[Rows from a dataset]
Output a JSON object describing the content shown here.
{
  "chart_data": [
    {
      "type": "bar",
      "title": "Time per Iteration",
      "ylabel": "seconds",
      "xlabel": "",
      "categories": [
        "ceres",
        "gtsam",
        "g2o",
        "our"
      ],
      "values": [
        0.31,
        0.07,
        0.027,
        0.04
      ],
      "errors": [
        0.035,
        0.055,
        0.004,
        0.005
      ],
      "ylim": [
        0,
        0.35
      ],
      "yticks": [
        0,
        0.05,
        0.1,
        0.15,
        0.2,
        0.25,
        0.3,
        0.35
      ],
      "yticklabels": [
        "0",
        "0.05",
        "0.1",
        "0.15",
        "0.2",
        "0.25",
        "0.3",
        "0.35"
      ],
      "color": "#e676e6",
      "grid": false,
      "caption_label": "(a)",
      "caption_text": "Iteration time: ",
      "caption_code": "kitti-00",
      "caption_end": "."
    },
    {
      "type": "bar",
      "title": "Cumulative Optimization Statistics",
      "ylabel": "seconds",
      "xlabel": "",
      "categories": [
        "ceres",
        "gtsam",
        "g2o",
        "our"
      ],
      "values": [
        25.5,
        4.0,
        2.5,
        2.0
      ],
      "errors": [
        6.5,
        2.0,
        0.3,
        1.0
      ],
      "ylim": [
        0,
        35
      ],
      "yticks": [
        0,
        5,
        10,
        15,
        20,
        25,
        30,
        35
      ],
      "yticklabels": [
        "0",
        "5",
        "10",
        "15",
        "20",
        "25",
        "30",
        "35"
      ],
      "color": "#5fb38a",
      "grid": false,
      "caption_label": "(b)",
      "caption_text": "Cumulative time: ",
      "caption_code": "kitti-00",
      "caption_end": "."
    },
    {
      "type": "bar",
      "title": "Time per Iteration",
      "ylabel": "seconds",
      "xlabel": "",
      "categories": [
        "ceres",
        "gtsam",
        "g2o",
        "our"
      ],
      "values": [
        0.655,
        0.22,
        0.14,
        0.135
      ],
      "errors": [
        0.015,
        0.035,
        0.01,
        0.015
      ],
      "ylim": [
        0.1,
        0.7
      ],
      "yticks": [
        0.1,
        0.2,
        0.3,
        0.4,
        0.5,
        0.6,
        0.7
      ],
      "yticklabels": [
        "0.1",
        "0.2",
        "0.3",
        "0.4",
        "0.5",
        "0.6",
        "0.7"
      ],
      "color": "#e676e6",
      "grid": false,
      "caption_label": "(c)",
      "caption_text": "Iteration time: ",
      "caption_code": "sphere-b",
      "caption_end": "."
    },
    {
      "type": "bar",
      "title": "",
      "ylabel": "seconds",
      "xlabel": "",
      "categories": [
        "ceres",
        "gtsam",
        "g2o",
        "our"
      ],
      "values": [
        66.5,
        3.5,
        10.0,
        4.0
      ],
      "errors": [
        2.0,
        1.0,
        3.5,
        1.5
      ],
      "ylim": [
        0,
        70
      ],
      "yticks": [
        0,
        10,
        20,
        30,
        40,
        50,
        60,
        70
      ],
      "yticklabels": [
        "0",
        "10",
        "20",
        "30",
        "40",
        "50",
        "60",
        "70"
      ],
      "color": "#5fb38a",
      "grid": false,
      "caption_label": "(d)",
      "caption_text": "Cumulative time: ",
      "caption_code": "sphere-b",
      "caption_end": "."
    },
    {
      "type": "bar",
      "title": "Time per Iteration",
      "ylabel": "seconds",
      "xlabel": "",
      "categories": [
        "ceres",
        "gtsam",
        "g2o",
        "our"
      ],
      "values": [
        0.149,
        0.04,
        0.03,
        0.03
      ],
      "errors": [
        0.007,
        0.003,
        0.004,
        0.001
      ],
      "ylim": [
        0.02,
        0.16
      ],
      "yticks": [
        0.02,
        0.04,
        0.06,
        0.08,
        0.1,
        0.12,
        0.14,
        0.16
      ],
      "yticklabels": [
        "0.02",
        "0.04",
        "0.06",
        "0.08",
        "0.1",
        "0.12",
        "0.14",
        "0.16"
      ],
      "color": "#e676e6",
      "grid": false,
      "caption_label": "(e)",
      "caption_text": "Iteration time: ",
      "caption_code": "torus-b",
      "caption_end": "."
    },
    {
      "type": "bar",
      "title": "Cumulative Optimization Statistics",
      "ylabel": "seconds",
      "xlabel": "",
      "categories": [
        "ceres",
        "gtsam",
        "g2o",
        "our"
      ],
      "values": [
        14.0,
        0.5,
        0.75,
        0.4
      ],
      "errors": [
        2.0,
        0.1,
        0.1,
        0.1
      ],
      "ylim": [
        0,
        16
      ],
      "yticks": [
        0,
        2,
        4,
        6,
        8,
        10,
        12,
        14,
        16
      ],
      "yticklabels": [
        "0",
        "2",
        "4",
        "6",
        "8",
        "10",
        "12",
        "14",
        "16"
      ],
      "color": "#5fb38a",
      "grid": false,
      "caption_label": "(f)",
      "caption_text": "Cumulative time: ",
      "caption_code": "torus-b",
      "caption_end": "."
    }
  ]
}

Task to carry out
Copy out the full material exactly as it appears.

Response to this exercise
Output a JSON object describing the content shown here.
{
  "chart_data": [
    {
      "type": "bar",
      "title": "Time per Iteration",
      "ylabel": "seconds",
      "xlabel": "",
      "categories": [
        "ceres",
        "gtsam",
        "g2o",
        "our"
      ],
      "values": [
        0.31,
        0.07,
        0.027,
        0.04
      ],
      "errors": [
        0.035,
        0.055,
        0.004,
        0.005
      ],
      "ylim": [
        0,
        0.35
      ],
      "yticks": [
        0,
        0.05,
        0.1,
        0.15,
        0.2,
        0.25,
        0.3,
        0.35
      ],
      "yticklabels": [
        "0",
        "0.05",
        "0.1",
        "0.15",
        "0.2",
        "0.25",
        "0.3",
        "0.35"
      ],
      "color": "#e676e6",
      "grid": false,
      "caption_label": "(a)",
      "caption_text": "Iteration time: ",
      "caption_code": "kitti-00",
      "caption_end": "."
    },
    {
      "type": "bar",
      "title": "Cumulative Optimization Statistics",
      "ylabel": "seconds",
      "xlabel": "",
      "categories": [
        "ceres",
        "gtsam",
        "g2o",
        "our"
      ],
      "values": [
        25.5,
        4.0,
        2.5,
        2.0
      ],
      "errors": [
        6.5,
        2.0,
        0.3,
        1.0
      ],
      "ylim": [
        0,
        35
      ],
      "yticks": [
        0,
        5,
        10,
        15,
        20,
        25,
        30,
        35
      ],
      "yticklabels": [
        "0",
        "5",
        "10",
        "15",
        "20",
        "25",
        "30",
        "35"
      ],
      "color": "#5fb38a",
      "grid": false,
      "caption_label": "(b)",
      "caption_text": "Cumulative time: ",
      "caption_code": "kitti-00",
      "caption_end": "."
    },
    {
      "type": "bar",
      "title": "Time per Iteration",
      "ylabel": "seconds",
      "xlabel": "",
      "categories": [
        "ceres",
        "gtsam",
        "g2o",
        "our"
      ],
      "values": [
        0.655,
        0.22,
        0.14,
        0.135
      ],
      "errors": [
        0.015,
        0.035,
        0.01,
        0.015
      ],
      "ylim": [
        0.1,
        0.7
      ],
      "yticks": [
        0.1,
        0.2,
        0.3,
        0.4,
        0.5,
        0.6,
        0.7
      ],
      "yticklabels": [
        "0.1",
        "0.2",
        "0.3",
        "0.4",
        "0.5",
        "0.6",
        "0.7"
      ],
      "color": "#e676e6",
      "grid": false,
      "caption_label": "(c)",
      "caption_text": "Iteration time: ",
      "caption_code": "sphere-b",
      "caption_end": "."
    },
    {
      "type": "bar",
      "title": "",
      "ylabel": "seconds",
      "xlabel": "",
      "categories": [
        "ceres",
        "gtsam",
        "g2o",
        "our"
      ],
      "values": [
        66.5,
        3.5,
        10.0,
        4.0
      ],
      "errors": [
        2.0,
        1.0,
        3.5,
        1.5
      ],
      "ylim": [
        0,
        70
      ],
      "yticks": [
        0,
        10,
        20,
        30,
        40,
        50,
        60,
        70
      ],
      "yticklabels": [
        "0",
        "10",
        "20",
        "30",
        "40",
        "50",
        "60",
        "70"
      ],
      "color": "#5fb38a",
      "grid": false,
      "caption_label": "(d)",
      "caption_text": "Cumulative time: ",
      "caption_code": "sphere-b",
      "caption_end": "."
    },
    {
      "type": "bar",
      "title": "Time per Iteration",
      "ylabel": "seconds",
      "xlabel": "",
      "categories": [
        "ceres",
        "gtsam",
        "g2o",
        "our"
      ],
      "values": [
        0.149,
        0.04,
        0.03,
        0.03
      ],
      "errors": [
        0.007,
        0.003,
        0.004,
        0.001
      ],
      "ylim": [
        0.02,
        0.16
      ],
      "yticks": [
        0.02,
        0.04,
        0.06,
        0.08,
        0.1,
        0.12,
        0.14,
        0.16
      ],
      "yticklabels": [
        "0.02",
        "0.04",
        "0.06",
        "0.08",
        "0.1",
        "0.12",
        "0.14",
        "0.16"
      ],
      "color": "#e676e6",
      "grid": false,
      "caption_label": "(e)",
      "caption_text": "Iteration time: ",
      "caption_code": "torus-b",
      "caption_end": "."
    },
    {
      "type": "bar",
      "title": "Cumulative Optimization Statistics",
      "ylabel": "seconds",
      "xlabel": "",
      "categories": [
        "ceres",
        "gtsam",
        "g2o",
        "our"
      ],
      "values": [
        14.0,
        0.5,
        0.75,
        0.4
      ],
      "errors": [
        2.0,
        0.1,
        0.1,
        0.1
      ],
      "ylim": [
        0,
        16
      ],
      "yticks": [
        0,
        2,
        4,
        6,
        8,
        10,
        12,
        14,
        16
      ],
      "yticklabels": [
        "0",
        "2",
        "4",
        "6",
        "8",
        "10",
        "12",
        "14",
        "16"
      ],
      "color": "#5fb38a",
      "grid": false,
      "caption_label": "(f)",
      "caption_text": "Cumulative time: ",
      "caption_code": "torus-b",
      "caption_end": "."
    }
  ]
}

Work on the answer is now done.